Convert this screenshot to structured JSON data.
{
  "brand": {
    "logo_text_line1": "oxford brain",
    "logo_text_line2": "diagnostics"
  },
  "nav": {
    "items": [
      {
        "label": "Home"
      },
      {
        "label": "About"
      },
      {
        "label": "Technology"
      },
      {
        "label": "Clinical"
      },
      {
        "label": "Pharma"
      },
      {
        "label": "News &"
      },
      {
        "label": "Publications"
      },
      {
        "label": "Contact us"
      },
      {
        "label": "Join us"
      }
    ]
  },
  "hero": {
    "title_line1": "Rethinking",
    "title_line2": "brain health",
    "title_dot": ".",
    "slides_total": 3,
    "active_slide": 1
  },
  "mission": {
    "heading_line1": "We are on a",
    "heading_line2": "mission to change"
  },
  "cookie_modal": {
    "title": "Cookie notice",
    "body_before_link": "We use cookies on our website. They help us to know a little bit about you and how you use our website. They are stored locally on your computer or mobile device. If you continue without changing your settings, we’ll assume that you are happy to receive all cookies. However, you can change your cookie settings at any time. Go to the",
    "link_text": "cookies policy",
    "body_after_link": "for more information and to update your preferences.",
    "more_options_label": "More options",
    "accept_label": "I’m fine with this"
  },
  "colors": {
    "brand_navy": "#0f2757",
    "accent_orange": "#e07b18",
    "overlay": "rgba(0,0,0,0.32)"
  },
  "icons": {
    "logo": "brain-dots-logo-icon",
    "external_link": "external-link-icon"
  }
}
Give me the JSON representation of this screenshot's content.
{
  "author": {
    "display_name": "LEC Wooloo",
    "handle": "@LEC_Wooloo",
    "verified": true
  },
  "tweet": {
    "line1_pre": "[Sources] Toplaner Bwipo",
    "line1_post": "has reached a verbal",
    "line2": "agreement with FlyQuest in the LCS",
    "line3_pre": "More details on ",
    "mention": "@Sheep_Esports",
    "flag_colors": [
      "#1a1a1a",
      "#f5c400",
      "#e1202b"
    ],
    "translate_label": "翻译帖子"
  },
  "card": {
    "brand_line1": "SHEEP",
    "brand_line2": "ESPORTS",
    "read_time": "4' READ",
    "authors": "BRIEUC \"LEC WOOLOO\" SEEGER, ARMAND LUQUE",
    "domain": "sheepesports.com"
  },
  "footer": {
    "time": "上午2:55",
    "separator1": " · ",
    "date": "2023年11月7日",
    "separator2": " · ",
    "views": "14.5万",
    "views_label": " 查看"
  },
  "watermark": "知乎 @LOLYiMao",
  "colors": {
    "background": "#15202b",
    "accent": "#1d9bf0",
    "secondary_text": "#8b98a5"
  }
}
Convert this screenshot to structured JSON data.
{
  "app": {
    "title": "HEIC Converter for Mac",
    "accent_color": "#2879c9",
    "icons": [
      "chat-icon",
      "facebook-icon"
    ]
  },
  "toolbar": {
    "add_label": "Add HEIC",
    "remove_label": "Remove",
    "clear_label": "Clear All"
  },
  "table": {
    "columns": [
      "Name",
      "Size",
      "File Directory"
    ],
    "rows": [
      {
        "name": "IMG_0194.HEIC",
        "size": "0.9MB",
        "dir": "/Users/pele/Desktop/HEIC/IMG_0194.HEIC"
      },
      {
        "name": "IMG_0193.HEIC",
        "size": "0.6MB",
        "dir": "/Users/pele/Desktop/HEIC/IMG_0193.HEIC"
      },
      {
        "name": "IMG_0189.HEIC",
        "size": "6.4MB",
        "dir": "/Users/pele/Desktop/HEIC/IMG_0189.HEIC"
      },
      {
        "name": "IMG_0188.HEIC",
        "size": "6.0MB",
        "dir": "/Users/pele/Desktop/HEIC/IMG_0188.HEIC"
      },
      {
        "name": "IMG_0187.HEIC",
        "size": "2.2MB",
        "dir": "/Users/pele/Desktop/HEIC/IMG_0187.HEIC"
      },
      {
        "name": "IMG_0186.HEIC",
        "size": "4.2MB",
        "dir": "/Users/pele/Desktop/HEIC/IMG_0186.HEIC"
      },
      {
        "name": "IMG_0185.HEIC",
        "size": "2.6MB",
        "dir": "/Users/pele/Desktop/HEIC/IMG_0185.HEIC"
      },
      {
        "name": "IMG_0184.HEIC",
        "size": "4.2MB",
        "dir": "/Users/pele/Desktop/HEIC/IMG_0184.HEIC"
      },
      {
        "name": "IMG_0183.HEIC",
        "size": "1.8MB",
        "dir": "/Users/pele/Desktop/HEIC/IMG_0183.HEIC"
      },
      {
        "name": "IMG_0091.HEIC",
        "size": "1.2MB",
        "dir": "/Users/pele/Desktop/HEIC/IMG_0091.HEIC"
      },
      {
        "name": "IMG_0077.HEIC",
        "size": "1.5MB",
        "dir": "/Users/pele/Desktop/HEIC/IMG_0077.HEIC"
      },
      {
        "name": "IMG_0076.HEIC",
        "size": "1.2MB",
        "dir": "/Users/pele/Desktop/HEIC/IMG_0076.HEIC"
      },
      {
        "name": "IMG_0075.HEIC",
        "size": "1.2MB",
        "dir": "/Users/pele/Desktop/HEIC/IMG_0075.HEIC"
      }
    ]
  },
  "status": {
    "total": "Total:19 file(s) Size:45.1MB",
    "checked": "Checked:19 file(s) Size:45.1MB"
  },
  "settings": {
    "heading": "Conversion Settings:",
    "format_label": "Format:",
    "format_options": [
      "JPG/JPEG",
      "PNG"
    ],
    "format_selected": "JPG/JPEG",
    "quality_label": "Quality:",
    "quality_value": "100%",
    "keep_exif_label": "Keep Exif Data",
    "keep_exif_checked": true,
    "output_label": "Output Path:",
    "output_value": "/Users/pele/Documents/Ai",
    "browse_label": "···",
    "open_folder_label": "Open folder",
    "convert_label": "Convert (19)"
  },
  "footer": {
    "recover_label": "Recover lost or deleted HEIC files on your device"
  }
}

***

* **Exercise task**: Repeat the listing above without any change.

* **Task solution**:
Convert this screenshot to structured JSON data.
{
  "brand": {
    "logo_text_line1": "oxford brain",
    "logo_text_line2": "diagnostics"
  },
  "nav": {
    "items": [
      {
        "label": "Home"
      },
      {
        "label": "About"
      },
      {
        "label": "Technology"
      },
      {
        "label": "Clinical"
      },
      {
        "label": "Pharma"
      },
      {
        "label": "News &"
      },
      {
        "label": "Publications"
      },
      {
        "label": "Contact us"
      },
      {
        "label": "Join us"
      }
    ]
  },
  "hero": {
    "title_line1": "Rethinking",
    "title_line2": "brain health",
    "title_dot": ".",
    "slides_total": 3,
    "active_slide": 1
  },
  "mission": {
    "heading_line1": "We are on a",
    "heading_line2": "mission to change"
  },
  "cookie_modal": {
    "title": "Cookie notice",
    "body_before_link": "We use cookies on our website. They help us to know a little bit about you and how you use our website. They are stored locally on your computer or mobile device. If you continue without changing your settings, we’ll assume that you are happy to receive all cookies. However, you can change your cookie settings at any time. Go to the",
    "link_text": "cookies policy",
    "body_after_link": "for more information and to update your preferences.",
    "more_options_label": "More options",
    "accept_label": "I’m fine with this"
  },
  "colors": {
    "brand_navy": "#0f2757",
    "accent_orange": "#e07b18",
    "overlay": "rgba(0,0,0,0.32)"
  },
  "icons": {
    "logo": "brain-dots-logo-icon",
    "external_link": "external-link-icon"
  }
}
Give me the JSON representation of this screenshot's content.
{
  "author": {
    "display_name": "LEC Wooloo",
    "handle": "@LEC_Wooloo",
    "verified": true
  },
  "tweet": {
    "line1_pre": "[Sources] Toplaner Bwipo",
    "line1_post": "has reached a verbal",
    "line2": "agreement with FlyQuest in the LCS",
    "line3_pre": "More details on ",
    "mention": "@Sheep_Esports",
    "flag_colors": [
      "#1a1a1a",
      "#f5c400",
      "#e1202b"
    ],
    "translate_label": "翻译帖子"
  },
  "card": {
    "brand_line1": "SHEEP",
    "brand_line2": "ESPORTS",
    "read_time": "4' READ",
    "authors": "BRIEUC \"LEC WOOLOO\" SEEGER, ARMAND LUQUE",
    "domain": "sheepesports.com"
  },
  "footer": {
    "time": "上午2:55",
    "separator1": " · ",
    "date": "2023年11月7日",
    "separator2": " · ",
    "views": "14.5万",
    "views_label": " 查看"
  },
  "watermark": "知乎 @LOLYiMao",
  "colors": {
    "background": "#15202b",
    "accent": "#1d9bf0",
    "secondary_text": "#8b98a5"
  }
}
Convert this screenshot to structured JSON data.
{
  "app": {
    "title": "HEIC Converter for Mac",
    "accent_color": "#2879c9",
    "icons": [
      "chat-icon",
      "facebook-icon"
    ]
  },
  "toolbar": {
    "add_label": "Add HEIC",
    "remove_label": "Remove",
    "clear_label": "Clear All"
  },
  "table": {
    "columns": [
      "Name",
      "Size",
      "File Directory"
    ],
    "rows": [
      {
        "name": "IMG_0194.HEIC",
        "size": "0.9MB",
        "dir": "/Users/pele/Desktop/HEIC/IMG_0194.HEIC"
      },
      {
        "name": "IMG_0193.HEIC",
        "size": "0.6MB",
        "dir": "/Users/pele/Desktop/HEIC/IMG_0193.HEIC"
      },
      {
        "name": "IMG_0189.HEIC",
        "size": "6.4MB",
        "dir": "/Users/pele/Desktop/HEIC/IMG_0189.HEIC"
      },
      {
        "name": "IMG_0188.HEIC",
        "size": "6.0MB",
        "dir": "/Users/pele/Desktop/HEIC/IMG_0188.HEIC"
      },
      {
        "name": "IMG_0187.HEIC",
        "size": "2.2MB",
        "dir": "/Users/pele/Desktop/HEIC/IMG_0187.HEIC"
      },
      {
        "name": "IMG_0186.HEIC",
        "size": "4.2MB",
        "dir": "/Users/pele/Desktop/HEIC/IMG_0186.HEIC"
      },
      {
        "name": "IMG_0185.HEIC",
        "size": "2.6MB",
        "dir": "/Users/pele/Desktop/HEIC/IMG_0185.HEIC"
      },
      {
        "name": "IMG_0184.HEIC",
        "size": "4.2MB",
        "dir": "/Users/pele/Desktop/HEIC/IMG_0184.HEIC"
      },
      {
        "name": "IMG_0183.HEIC",
        "size": "1.8MB",
        "dir": "/Users/pele/Desktop/HEIC/IMG_0183.HEIC"
      },
      {
        "name": "IMG_0091.HEIC",
        "size": "1.2MB",
        "dir": "/Users/pele/Desktop/HEIC/IMG_0091.HEIC"
      },
      {
        "name": "IMG_0077.HEIC",
        "size": "1.5MB",
        "dir": "/Users/pele/Desktop/HEIC/IMG_0077.HEIC"
      },
      {
        "name": "IMG_0076.HEIC",
        "size": "1.2MB",
        "dir": "/Users/pele/Desktop/HEIC/IMG_0076.HEIC"
      },
      {
        "name": "IMG_0075.HEIC",
        "size": "1.2MB",
        "dir": "/Users/pele/Desktop/HEIC/IMG_0075.HEIC"
      }
    ]
  },
  "status": {
    "total": "Total:19 file(s) Size:45.1MB",
    "checked": "Checked:19 file(s) Size:45.1MB"
  },
  "settings": {
    "heading": "Conversion Settings:",
    "format_label": "Format:",
    "format_options": [
      "JPG/JPEG",
      "PNG"
    ],
    "format_selected": "JPG/JPEG",
    "quality_label": "Quality:",
    "quality_value": "100%",
    "keep_exif_label": "Keep Exif Data",
    "keep_exif_checked": true,
    "output_label": "Output Path:",
    "output_value": "/Users/pele/Documents/Ai",
    "browse_label": "···",
    "open_folder_label": "Open folder",
    "convert_label": "Convert (19)"
  },
  "footer": {
    "recover_label": "Recover lost or deleted HEIC files on your device"
  }
}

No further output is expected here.